Given task
Give all of the lines again, with nothing added or dropped.

** Start of Entries supplied **

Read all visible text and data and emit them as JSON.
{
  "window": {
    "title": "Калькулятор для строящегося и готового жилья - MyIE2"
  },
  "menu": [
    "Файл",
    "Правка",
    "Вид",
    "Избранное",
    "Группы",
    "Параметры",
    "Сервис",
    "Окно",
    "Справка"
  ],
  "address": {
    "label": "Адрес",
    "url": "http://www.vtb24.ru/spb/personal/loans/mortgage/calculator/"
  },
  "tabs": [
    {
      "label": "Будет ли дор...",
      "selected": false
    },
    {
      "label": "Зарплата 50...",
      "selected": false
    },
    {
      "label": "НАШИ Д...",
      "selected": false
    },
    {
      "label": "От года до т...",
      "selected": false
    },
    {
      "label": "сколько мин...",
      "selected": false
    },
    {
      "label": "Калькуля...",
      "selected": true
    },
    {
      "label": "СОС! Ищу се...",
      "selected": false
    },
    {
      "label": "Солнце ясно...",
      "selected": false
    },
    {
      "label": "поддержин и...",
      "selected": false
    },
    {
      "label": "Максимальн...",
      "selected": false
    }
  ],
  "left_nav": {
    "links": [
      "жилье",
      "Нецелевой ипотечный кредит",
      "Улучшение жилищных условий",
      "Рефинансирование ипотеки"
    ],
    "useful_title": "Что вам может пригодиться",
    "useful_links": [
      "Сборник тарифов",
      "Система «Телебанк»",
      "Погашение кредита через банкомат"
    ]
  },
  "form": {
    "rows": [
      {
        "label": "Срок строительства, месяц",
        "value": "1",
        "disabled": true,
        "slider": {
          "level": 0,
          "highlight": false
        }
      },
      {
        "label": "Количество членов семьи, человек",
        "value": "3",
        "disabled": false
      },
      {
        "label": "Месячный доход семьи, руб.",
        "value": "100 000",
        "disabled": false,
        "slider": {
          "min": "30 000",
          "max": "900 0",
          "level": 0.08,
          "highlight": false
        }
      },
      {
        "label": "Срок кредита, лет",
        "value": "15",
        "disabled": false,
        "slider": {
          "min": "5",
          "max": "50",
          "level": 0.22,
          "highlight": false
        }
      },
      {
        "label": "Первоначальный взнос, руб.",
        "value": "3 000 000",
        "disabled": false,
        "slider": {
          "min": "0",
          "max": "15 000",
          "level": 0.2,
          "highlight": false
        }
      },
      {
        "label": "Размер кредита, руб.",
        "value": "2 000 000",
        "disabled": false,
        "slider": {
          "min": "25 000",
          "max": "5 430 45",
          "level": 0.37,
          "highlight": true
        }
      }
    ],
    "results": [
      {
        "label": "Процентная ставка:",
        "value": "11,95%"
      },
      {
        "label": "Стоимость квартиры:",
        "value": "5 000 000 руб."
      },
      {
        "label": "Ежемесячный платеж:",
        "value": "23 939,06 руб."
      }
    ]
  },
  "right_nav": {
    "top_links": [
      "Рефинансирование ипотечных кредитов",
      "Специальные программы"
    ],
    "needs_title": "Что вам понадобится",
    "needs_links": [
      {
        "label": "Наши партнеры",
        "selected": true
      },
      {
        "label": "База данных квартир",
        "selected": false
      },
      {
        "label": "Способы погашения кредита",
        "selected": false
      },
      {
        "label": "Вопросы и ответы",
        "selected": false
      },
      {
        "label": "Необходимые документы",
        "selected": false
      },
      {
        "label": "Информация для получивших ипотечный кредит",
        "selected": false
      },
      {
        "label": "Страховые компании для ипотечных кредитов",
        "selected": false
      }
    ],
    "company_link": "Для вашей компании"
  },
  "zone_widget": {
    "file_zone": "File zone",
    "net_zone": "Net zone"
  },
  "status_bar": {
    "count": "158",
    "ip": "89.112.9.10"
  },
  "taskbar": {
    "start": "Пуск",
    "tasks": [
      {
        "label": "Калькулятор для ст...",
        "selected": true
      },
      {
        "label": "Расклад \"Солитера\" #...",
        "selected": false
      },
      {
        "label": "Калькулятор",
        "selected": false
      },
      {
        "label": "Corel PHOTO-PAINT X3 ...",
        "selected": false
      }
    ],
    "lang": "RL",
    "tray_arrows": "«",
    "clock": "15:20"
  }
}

** End of Entries supplied **

Written response
Read all visible text and data and emit them as JSON.
{
  "window": {
    "title": "Калькулятор для строящегося и готового жилья - MyIE2"
  },
  "menu": [
    "Файл",
    "Правка",
    "Вид",
    "Избранное",
    "Группы",
    "Параметры",
    "Сервис",
    "Окно",
    "Справка"
  ],
  "address": {
    "label": "Адрес",
    "url": "http://www.vtb24.ru/spb/personal/loans/mortgage/calculator/"
  },
  "tabs": [
    {
      "label": "Будет ли дор...",
      "selected": false
    },
    {
      "label": "Зарплата 50...",
      "selected": false
    },
    {
      "label": "НАШИ Д...",
      "selected": false
    },
    {
      "label": "От года до т...",
      "selected": false
    },
    {
      "label": "сколько мин...",
      "selected": false
    },
    {
      "label": "Калькуля...",
      "selected": true
    },
    {
      "label": "СОС! Ищу се...",
      "selected": false
    },
    {
      "label": "Солнце ясно...",
      "selected": false
    },
    {
      "label": "поддержин и...",
      "selected": false
    },
    {
      "label": "Максимальн...",
      "selected": false
    }
  ],
  "left_nav": {
    "links": [
      "жилье",
      "Нецелевой ипотечный кредит",
      "Улучшение жилищных условий",
      "Рефинансирование ипотеки"
    ],
    "useful_title": "Что вам может пригодиться",
    "useful_links": [
      "Сборник тарифов",
      "Система «Телебанк»",
      "Погашение кредита через банкомат"
    ]
  },
  "form": {
    "rows": [
      {
        "label": "Срок строительства, месяц",
        "value": "1",
        "disabled": true,
        "slider": {
          "level": 0,
          "highlight": false
        }
      },
      {
        "label": "Количество членов семьи, человек",
        "value": "3",
        "disabled": false
      },
      {
        "label": "Месячный доход семьи, руб.",
        "value": "100 000",
        "disabled": false,
        "slider": {
          "min": "30 000",
          "max": "900 0",
          "level": 0.08,
          "highlight": false
        }
      },
      {
        "label": "Срок кредита, лет",
        "value": "15",
        "disabled": false,
        "slider": {
          "min": "5",
          "max": "50",
          "level": 0.22,
          "highlight": false
        }
      },
      {
        "label": "Первоначальный взнос, руб.",
        "value": "3 000 000",
        "disabled": false,
        "slider": {
          "min": "0",
          "max": "15 000",
          "level": 0.2,
          "highlight": false
        }
      },
      {
        "label": "Размер кредита, руб.",
        "value": "2 000 000",
        "disabled": false,
        "slider": {
          "min": "25 000",
          "max": "5 430 45",
          "level": 0.37,
          "highlight": true
        }
      }
    ],
    "results": [
      {
        "label": "Процентная ставка:",
        "value": "11,95%"
      },
      {
        "label": "Стоимость квартиры:",
        "value": "5 000 000 руб."
      },
      {
        "label": "Ежемесячный платеж:",
        "value": "23 939,06 руб."
      }
    ]
  },
  "right_nav": {
    "top_links": [
      "Рефинансирование ипотечных кредитов",
      "Специальные программы"
    ],
    "needs_title": "Что вам понадобится",
    "needs_links": [
      {
        "label": "Наши партнеры",
        "selected": true
      },
      {
        "label": "База данных квартир",
        "selected": false
      },
      {
        "label": "Способы погашения кредита",
        "selected": false
      },
      {
        "label": "Вопросы и ответы",
        "selected": false
      },
      {
        "label": "Необходимые документы",
        "selected": false
      },
      {
        "label": "Информация для получивших ипотечный кредит",
        "selected": false
      },
      {
        "label": "Страховые компании для ипотечных кредитов",
        "selected": false
      }
    ],
    "company_link": "Для вашей компании"
  },
  "zone_widget": {
    "file_zone": "File zone",
    "net_zone": "Net zone"
  },
  "status_bar": {
    "count": "158",
    "ip": "89.112.9.10"
  },
  "taskbar": {
    "start": "Пуск",
    "tasks": [
      {
        "label": "Калькулятор для ст...",
        "selected": true
      },
      {
        "label": "Расклад \"Солитера\" #...",
        "selected": false
      },
      {
        "label": "Калькулятор",
        "selected": false
      },
      {
        "label": "Corel PHOTO-PAINT X3 ...",
        "selected": false
      }
    ],
    "lang": "RL",
    "tray_arrows": "«",
    "clock": "15:20"
  }
}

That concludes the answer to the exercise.